**What is asked**
Track down each line that has the word "nodes" and copy it.

══ Record extracts

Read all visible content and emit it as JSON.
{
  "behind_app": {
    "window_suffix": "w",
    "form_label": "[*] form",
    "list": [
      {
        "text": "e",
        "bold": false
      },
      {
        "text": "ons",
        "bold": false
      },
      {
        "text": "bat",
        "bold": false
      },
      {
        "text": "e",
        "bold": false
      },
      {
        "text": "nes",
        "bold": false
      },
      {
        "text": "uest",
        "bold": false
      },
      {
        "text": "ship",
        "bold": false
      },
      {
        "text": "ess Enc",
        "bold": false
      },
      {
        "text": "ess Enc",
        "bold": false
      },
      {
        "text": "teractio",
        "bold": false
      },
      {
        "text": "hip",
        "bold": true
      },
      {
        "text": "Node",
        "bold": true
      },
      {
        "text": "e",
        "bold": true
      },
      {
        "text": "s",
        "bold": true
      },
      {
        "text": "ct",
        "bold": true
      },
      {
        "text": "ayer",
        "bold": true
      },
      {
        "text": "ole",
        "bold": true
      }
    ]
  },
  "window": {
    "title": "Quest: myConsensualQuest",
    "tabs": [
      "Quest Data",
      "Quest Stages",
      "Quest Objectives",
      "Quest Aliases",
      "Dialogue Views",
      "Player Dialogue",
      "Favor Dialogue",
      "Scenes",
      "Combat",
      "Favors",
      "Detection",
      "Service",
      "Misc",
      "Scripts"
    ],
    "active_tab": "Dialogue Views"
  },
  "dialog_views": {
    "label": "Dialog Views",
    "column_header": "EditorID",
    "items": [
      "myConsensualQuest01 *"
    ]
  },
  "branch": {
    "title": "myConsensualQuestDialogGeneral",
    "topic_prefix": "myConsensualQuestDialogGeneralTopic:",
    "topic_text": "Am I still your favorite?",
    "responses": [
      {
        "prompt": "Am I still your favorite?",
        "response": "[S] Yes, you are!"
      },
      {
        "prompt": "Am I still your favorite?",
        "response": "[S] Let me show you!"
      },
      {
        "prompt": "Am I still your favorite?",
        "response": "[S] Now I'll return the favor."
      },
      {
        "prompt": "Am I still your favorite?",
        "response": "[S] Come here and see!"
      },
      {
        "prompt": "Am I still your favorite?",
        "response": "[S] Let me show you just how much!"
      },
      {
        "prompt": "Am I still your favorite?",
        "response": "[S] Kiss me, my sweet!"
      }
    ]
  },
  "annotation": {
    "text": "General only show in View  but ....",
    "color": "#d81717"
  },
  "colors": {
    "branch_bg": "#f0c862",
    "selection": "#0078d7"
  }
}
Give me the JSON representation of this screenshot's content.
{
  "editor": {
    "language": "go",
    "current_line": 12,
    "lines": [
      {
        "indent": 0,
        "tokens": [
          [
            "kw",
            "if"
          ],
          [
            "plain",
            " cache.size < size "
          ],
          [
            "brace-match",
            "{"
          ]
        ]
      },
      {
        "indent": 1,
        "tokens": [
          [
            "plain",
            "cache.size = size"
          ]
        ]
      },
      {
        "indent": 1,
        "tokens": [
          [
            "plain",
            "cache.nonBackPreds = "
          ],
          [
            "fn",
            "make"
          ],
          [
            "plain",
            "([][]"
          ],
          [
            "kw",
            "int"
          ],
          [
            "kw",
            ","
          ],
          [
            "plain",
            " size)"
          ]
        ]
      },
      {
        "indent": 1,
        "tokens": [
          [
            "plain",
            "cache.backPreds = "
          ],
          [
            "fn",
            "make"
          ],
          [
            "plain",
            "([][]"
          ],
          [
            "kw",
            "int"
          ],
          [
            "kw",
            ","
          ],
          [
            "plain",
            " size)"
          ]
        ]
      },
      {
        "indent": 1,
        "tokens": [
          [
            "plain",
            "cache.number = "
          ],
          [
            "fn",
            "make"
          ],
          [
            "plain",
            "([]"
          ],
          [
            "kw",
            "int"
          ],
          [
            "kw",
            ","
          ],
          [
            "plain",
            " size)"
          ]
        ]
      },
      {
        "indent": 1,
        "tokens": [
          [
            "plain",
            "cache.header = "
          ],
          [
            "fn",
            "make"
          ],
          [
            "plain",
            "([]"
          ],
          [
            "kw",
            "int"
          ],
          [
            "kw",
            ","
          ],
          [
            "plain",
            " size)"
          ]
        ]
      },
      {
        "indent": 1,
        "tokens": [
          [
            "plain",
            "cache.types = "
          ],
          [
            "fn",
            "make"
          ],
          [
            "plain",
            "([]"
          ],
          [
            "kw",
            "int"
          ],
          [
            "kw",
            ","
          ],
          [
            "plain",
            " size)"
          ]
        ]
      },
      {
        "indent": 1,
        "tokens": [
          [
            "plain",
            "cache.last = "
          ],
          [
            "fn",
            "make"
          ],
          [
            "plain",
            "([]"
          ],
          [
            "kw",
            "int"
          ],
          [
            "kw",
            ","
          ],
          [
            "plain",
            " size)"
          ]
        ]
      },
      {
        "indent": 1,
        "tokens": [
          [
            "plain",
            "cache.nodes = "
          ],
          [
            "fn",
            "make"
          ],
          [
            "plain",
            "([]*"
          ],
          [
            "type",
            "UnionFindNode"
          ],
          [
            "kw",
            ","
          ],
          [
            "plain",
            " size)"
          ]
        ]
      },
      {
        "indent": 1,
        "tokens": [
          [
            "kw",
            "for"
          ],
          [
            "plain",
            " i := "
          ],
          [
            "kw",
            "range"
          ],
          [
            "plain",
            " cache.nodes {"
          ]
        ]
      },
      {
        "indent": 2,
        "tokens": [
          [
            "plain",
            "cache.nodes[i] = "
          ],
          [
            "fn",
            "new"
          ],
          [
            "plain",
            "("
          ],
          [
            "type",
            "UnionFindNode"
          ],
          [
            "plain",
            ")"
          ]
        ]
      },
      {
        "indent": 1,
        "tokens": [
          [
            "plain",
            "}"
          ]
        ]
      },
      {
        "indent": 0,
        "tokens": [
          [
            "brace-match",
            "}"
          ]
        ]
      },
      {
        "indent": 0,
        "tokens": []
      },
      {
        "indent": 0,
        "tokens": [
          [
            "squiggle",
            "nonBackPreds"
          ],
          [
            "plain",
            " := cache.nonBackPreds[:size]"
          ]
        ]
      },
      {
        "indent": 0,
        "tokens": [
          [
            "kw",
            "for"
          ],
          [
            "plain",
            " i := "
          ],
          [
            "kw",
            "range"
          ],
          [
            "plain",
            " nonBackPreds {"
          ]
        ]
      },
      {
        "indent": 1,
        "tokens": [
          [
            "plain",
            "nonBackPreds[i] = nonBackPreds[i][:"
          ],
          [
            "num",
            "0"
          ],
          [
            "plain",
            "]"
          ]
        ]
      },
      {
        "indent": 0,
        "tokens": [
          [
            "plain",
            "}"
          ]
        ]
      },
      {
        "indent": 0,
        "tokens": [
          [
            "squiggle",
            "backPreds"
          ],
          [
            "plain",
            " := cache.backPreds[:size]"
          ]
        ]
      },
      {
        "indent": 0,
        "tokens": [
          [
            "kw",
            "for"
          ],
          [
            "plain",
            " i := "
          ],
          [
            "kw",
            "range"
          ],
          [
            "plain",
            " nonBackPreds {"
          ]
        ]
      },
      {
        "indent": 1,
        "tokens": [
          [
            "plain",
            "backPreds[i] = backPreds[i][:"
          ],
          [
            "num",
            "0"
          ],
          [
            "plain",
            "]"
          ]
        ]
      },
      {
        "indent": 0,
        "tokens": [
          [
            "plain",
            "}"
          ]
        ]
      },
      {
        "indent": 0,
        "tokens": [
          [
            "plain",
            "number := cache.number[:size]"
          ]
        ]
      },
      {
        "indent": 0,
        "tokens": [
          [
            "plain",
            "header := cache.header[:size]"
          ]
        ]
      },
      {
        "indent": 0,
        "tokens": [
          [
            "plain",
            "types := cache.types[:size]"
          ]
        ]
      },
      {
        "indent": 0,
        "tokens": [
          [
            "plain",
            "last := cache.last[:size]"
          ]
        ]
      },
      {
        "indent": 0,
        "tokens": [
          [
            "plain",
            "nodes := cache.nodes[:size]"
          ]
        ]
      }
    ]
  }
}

════

**Solution**
            "cache.nodes = "
            " cache.nodes {"
            "cache.nodes[i] = "
            "nodes := cache.nodes[:size]"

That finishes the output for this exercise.